++++ Exercise material

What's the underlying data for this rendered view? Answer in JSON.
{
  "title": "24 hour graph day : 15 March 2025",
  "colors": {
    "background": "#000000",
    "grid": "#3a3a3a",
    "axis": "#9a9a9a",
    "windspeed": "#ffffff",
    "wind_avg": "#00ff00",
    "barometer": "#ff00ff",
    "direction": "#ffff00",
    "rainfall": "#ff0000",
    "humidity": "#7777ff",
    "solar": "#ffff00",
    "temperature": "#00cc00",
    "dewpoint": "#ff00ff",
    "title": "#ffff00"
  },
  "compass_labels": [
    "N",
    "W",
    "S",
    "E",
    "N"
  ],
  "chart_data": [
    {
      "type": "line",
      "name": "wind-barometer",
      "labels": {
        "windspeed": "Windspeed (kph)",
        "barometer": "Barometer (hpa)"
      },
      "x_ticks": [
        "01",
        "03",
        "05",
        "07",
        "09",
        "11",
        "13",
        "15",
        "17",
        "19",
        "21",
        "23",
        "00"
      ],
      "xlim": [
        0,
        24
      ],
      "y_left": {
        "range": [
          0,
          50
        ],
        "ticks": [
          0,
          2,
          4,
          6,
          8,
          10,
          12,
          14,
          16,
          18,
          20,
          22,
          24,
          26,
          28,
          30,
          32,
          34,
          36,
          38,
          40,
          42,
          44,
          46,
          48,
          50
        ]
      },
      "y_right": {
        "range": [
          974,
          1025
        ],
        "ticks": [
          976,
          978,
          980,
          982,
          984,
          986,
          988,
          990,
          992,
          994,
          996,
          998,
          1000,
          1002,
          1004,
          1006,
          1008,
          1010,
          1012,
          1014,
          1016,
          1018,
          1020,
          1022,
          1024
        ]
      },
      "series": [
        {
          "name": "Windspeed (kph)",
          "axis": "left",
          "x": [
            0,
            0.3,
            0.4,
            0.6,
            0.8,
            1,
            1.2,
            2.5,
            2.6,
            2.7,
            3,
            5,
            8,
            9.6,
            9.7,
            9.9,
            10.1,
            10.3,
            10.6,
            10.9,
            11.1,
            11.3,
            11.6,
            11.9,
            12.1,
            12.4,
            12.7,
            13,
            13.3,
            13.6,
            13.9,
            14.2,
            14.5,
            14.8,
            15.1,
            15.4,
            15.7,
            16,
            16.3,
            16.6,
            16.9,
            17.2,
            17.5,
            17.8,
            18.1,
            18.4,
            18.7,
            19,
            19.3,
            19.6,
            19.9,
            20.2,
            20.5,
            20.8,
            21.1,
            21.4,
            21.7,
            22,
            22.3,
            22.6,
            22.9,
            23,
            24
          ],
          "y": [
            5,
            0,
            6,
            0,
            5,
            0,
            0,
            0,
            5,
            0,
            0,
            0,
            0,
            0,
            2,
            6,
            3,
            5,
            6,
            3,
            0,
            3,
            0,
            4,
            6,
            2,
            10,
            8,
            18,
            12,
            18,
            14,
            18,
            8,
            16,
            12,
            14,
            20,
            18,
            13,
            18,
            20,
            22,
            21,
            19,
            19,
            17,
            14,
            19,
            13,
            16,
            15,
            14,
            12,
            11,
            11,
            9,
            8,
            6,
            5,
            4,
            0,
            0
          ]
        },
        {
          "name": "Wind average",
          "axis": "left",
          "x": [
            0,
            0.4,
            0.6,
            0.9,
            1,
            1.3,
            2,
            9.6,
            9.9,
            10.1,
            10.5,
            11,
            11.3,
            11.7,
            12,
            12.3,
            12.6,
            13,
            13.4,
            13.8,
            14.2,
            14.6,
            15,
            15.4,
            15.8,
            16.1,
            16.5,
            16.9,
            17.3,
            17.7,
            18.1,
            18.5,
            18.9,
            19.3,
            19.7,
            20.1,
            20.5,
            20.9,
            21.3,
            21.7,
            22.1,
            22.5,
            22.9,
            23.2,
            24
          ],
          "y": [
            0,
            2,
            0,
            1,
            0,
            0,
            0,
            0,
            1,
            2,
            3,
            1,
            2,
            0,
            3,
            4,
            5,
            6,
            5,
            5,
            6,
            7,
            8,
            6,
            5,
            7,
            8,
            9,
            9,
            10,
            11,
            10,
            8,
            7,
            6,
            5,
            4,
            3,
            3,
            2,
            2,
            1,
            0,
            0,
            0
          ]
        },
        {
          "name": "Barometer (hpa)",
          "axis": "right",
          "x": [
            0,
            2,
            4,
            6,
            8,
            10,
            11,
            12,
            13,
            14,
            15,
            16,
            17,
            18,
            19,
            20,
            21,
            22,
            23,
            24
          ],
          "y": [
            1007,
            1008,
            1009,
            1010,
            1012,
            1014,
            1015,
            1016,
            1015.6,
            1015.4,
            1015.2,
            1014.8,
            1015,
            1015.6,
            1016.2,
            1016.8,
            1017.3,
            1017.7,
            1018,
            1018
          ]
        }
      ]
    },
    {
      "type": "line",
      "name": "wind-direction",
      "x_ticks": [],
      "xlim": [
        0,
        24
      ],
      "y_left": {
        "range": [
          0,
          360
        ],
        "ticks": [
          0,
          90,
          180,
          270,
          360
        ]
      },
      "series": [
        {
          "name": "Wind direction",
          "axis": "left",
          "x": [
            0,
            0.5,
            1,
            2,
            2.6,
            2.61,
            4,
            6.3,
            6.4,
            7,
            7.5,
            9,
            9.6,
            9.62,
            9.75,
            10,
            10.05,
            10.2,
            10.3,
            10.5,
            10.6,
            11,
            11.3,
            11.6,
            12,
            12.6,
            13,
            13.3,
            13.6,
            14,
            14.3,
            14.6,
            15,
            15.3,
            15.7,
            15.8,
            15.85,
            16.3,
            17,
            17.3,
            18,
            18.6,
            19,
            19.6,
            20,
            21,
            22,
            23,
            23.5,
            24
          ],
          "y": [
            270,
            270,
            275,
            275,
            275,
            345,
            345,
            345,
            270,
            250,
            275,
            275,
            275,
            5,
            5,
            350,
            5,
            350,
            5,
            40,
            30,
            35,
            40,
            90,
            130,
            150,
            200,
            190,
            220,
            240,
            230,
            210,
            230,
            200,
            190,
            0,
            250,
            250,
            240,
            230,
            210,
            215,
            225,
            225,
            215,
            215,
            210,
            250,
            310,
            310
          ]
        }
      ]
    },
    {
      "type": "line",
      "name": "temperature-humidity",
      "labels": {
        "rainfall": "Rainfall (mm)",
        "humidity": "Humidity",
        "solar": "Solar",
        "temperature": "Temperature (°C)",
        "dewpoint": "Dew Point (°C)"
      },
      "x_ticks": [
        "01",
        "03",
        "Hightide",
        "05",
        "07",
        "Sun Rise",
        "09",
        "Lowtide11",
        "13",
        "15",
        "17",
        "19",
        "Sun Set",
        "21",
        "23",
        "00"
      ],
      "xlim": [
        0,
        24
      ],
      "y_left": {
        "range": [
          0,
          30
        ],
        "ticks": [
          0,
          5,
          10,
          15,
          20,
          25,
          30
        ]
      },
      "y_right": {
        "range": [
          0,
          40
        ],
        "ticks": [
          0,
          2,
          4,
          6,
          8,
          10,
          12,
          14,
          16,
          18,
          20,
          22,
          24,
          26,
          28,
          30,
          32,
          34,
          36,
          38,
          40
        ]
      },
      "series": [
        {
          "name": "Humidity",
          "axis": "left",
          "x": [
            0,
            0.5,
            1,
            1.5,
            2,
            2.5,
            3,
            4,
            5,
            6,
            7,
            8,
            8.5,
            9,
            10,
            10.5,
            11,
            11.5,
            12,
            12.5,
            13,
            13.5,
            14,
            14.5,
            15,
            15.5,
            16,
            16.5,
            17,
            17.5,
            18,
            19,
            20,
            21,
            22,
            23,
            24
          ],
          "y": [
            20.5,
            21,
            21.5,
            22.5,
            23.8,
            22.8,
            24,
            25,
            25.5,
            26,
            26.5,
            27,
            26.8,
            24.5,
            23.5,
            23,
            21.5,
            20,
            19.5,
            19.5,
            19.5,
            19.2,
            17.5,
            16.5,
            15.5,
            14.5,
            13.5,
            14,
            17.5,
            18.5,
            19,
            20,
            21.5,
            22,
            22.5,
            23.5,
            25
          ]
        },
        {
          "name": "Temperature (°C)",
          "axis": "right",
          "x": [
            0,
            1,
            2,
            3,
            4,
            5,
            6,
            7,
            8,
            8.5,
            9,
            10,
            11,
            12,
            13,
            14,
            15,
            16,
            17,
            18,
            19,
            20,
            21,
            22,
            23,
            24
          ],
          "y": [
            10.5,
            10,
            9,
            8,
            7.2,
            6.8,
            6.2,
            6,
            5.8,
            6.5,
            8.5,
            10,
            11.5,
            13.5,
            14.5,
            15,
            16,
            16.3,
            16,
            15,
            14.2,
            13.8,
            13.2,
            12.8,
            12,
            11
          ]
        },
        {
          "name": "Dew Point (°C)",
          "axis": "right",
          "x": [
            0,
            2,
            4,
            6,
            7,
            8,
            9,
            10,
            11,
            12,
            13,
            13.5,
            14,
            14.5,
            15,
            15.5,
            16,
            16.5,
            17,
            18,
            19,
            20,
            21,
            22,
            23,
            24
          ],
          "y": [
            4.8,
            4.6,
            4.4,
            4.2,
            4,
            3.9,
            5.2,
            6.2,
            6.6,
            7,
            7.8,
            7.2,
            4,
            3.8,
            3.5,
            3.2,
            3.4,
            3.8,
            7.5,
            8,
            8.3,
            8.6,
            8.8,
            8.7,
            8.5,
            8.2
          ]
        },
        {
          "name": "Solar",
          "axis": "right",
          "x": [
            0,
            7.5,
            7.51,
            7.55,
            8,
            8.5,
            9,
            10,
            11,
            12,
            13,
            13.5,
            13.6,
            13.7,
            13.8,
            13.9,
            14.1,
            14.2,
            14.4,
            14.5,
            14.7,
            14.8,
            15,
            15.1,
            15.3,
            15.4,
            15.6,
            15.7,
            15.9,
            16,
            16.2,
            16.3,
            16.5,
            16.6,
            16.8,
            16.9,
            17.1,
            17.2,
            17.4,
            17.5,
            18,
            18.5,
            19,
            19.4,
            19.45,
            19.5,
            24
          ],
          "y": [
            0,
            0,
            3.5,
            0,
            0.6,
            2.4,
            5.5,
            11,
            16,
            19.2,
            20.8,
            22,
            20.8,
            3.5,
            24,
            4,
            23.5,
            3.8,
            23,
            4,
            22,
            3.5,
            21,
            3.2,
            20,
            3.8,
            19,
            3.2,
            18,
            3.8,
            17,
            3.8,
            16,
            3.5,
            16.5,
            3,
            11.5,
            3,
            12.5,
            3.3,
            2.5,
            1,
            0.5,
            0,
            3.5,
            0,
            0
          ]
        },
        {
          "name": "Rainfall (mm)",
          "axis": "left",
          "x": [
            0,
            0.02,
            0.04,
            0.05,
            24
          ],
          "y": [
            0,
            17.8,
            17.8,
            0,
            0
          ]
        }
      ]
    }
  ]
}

++++++++

Exercise goal
Determine how many lines in the data above contain the string "dewpoint". Give nothing except the number.

Exercise solution
2